Collection entries:
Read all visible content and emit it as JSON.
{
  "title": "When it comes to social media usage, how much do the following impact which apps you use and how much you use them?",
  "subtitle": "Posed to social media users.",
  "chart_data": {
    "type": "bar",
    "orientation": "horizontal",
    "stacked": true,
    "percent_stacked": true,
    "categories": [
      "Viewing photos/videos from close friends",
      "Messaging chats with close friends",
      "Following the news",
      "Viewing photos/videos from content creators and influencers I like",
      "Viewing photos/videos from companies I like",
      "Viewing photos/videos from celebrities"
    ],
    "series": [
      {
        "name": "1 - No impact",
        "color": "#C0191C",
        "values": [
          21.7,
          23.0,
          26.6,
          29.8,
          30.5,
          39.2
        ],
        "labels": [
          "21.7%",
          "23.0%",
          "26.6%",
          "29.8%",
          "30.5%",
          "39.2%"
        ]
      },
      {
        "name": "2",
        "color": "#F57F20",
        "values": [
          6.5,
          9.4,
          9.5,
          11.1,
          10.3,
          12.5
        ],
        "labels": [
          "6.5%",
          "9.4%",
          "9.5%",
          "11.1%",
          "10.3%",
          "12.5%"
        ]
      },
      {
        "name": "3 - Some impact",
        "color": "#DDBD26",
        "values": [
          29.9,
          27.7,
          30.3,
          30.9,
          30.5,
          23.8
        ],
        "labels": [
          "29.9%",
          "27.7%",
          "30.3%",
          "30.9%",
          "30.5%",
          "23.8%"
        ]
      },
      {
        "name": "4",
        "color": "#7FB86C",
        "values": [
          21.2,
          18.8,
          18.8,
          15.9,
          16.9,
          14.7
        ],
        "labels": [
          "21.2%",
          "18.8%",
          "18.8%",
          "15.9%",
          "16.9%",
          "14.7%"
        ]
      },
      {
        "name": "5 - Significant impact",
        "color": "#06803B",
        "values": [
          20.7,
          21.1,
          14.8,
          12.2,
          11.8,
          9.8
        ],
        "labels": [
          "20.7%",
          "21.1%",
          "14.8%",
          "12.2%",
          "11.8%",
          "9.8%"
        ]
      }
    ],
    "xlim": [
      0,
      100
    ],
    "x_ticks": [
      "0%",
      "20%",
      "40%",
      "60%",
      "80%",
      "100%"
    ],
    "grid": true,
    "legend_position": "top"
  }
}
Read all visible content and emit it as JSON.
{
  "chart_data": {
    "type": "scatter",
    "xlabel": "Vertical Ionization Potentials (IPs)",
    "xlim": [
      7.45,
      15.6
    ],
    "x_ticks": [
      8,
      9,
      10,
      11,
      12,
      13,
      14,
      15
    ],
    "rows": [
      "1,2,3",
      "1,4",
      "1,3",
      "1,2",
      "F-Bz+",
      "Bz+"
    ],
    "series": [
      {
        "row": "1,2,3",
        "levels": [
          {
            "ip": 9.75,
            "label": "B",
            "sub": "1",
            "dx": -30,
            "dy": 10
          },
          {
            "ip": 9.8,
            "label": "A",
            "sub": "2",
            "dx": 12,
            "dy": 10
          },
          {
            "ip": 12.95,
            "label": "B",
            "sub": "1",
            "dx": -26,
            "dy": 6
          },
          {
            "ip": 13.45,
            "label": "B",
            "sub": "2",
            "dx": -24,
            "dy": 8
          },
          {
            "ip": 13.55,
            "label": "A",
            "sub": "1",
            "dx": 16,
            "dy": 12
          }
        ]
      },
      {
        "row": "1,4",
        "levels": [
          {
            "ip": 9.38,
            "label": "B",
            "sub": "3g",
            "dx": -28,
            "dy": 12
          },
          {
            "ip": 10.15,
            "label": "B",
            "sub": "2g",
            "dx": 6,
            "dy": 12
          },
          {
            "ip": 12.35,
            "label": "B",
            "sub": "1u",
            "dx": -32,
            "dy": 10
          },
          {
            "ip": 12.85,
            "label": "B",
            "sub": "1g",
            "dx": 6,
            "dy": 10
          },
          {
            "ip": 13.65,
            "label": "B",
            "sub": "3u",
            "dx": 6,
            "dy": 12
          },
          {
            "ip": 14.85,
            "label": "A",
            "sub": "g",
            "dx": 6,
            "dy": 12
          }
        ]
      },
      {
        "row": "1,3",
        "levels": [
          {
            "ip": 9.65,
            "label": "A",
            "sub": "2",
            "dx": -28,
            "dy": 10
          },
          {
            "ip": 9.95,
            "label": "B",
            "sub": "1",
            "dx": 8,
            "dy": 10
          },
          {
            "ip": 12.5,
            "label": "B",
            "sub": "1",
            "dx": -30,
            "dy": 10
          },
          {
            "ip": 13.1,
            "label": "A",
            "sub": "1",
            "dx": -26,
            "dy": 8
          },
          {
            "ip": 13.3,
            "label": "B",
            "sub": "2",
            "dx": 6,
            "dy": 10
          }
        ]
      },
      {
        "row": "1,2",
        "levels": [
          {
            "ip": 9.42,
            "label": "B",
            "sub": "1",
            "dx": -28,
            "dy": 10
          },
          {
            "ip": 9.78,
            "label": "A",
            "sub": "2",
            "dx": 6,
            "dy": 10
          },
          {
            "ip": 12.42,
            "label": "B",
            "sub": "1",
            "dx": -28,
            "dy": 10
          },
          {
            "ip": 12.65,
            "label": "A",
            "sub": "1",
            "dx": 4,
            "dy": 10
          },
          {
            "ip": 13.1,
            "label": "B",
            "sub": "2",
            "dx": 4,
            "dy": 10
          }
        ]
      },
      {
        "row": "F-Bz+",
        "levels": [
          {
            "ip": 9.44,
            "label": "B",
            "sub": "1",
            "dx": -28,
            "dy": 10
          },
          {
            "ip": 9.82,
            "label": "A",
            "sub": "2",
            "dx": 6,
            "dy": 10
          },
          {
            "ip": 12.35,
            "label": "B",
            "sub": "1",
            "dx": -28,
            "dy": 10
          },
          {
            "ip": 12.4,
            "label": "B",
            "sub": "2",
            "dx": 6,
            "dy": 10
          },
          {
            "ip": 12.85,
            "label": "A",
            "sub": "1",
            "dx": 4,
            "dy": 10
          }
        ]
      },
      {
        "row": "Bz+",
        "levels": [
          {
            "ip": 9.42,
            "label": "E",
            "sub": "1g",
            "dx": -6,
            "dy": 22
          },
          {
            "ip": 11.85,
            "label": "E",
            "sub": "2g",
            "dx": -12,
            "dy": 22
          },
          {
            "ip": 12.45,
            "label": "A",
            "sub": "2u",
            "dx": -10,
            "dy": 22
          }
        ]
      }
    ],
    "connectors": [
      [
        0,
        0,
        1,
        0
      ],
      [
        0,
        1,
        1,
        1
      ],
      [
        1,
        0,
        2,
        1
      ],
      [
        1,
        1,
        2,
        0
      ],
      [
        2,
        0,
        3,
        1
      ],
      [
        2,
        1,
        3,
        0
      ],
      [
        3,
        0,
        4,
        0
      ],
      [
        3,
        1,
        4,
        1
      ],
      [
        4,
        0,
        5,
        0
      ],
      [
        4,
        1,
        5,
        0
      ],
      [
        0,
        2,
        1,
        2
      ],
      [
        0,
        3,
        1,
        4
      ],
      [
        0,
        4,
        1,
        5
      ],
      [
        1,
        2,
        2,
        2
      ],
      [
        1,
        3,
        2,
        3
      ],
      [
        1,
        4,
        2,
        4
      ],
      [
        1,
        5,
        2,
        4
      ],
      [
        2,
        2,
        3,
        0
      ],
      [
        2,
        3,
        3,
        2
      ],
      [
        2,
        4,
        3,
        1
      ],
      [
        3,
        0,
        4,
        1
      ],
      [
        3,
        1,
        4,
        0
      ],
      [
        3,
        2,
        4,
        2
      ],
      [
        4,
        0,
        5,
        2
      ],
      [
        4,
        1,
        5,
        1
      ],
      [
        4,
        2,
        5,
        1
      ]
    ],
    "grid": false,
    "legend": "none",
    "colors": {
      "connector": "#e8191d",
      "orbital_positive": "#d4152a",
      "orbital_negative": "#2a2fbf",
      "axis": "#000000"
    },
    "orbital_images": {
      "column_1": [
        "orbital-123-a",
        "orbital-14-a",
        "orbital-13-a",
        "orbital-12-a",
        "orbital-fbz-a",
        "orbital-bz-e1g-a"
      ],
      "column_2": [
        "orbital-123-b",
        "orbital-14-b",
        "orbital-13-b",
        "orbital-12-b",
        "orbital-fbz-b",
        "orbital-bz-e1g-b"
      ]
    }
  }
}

What needs to be done – Say how many lines in the listing above include "from". Give nothing but the number.

Exercise solution – 4